Source data:
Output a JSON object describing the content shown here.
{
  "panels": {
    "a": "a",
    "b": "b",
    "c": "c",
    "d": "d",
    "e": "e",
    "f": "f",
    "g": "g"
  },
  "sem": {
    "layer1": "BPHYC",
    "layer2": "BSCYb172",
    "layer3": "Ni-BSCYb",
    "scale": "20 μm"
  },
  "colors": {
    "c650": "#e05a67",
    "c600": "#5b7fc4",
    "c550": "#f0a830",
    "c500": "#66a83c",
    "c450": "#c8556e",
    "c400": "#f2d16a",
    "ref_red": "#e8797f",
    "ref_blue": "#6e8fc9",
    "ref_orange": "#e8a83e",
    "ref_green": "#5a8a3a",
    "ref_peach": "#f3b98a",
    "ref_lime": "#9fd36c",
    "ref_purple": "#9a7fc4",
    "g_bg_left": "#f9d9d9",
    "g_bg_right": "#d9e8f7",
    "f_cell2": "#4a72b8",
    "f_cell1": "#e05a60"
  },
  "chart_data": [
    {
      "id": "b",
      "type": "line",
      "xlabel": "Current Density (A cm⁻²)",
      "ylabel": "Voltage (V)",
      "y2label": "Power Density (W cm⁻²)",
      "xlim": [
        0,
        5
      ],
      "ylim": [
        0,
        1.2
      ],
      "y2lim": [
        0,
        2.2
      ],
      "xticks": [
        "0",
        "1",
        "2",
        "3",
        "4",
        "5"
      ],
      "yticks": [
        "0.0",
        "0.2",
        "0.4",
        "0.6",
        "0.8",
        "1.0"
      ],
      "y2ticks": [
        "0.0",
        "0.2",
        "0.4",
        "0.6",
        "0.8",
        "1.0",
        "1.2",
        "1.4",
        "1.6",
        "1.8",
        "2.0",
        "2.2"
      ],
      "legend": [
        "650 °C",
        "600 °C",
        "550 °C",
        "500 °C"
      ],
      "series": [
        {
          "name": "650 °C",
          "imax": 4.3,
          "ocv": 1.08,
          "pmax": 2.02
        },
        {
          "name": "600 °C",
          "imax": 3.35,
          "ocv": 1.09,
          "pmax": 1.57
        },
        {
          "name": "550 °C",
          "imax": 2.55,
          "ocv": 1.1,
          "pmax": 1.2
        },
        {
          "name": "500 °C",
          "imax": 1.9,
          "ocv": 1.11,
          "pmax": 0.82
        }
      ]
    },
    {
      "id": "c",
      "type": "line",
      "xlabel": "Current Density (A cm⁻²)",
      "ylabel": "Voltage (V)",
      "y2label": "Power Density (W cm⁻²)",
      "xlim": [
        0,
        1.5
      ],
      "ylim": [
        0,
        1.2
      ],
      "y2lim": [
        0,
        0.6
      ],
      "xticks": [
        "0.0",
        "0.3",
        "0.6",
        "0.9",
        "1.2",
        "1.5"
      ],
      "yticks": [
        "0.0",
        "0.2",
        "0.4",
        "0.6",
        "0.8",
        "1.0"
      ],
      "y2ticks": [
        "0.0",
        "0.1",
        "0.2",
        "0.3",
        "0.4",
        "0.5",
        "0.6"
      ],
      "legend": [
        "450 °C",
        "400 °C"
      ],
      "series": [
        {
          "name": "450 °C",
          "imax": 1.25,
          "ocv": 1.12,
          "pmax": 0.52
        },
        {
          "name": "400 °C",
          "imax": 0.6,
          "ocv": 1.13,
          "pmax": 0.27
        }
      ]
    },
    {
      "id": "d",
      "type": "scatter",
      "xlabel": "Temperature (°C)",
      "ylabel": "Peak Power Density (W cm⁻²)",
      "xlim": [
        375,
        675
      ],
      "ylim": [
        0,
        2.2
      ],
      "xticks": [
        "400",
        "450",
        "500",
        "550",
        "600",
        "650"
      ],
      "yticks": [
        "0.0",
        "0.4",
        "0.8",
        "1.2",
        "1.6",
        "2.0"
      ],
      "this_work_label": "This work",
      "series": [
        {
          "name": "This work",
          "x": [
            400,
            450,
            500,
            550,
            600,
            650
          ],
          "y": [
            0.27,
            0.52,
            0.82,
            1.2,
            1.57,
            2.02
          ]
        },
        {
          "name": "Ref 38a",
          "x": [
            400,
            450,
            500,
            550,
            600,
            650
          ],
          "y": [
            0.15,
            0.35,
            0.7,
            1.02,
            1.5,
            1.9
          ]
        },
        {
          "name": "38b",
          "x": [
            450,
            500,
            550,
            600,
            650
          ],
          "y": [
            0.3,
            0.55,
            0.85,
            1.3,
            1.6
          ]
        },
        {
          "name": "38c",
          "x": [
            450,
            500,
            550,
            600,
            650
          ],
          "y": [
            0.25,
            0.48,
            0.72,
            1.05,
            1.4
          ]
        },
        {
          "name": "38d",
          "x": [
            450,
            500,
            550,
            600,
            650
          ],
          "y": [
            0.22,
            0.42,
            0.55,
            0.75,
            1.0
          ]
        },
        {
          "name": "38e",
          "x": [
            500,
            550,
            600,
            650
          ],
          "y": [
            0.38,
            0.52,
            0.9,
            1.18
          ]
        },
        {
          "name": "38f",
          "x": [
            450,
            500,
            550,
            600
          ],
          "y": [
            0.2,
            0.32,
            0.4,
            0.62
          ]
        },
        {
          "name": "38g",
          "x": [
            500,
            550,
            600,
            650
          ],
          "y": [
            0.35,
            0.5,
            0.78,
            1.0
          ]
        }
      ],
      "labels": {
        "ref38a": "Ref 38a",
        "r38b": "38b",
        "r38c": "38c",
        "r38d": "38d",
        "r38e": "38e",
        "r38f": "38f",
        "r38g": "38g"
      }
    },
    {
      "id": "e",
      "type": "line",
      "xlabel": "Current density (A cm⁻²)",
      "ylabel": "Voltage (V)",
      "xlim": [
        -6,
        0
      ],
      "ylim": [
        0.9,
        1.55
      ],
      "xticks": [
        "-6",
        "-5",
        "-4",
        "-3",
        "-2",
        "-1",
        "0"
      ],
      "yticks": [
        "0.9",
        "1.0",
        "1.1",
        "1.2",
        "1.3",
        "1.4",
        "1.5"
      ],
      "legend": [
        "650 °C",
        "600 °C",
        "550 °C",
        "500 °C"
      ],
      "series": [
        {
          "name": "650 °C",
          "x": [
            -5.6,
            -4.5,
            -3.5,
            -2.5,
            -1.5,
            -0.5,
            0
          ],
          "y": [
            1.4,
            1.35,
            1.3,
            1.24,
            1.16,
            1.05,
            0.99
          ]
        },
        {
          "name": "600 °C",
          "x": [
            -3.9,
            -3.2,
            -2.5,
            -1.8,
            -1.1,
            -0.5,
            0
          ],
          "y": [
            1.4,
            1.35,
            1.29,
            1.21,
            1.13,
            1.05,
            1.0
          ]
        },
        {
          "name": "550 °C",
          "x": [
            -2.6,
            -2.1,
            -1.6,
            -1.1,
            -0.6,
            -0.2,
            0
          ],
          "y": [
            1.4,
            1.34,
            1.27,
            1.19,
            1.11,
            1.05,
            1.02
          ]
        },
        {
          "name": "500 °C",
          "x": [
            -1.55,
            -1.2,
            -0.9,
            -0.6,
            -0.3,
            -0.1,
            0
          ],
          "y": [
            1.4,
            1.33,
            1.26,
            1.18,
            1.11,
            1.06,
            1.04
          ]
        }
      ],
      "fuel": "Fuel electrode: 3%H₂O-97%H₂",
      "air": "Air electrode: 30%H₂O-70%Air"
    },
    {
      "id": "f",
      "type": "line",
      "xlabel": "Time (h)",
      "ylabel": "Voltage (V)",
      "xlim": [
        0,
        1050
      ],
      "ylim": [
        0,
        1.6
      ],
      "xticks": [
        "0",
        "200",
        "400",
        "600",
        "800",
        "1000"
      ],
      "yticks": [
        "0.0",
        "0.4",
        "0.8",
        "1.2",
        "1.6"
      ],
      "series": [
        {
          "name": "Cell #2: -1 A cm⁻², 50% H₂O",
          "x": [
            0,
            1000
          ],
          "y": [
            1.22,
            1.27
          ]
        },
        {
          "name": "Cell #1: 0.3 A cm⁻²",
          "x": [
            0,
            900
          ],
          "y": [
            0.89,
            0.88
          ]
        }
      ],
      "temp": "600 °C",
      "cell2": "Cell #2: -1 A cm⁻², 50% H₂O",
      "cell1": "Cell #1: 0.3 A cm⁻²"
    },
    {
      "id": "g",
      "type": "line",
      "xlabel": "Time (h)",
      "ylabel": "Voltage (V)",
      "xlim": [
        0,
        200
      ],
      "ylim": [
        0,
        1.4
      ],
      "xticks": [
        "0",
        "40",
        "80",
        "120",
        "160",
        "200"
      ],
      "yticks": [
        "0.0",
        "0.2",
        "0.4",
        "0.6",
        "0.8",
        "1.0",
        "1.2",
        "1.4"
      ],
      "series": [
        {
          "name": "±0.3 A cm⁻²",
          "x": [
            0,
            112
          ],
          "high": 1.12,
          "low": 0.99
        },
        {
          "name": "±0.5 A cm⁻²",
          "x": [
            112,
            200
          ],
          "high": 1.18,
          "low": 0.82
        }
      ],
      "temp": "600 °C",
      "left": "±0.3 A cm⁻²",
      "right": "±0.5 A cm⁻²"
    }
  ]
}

What to produce. Filter the entries down to the lines with the word "electrode" in them.

Written answer.
      "fuel": "Fuel electrode: 3%H₂O-97%H₂",
      "air": "Air electrode: 30%H₂O-70%Air"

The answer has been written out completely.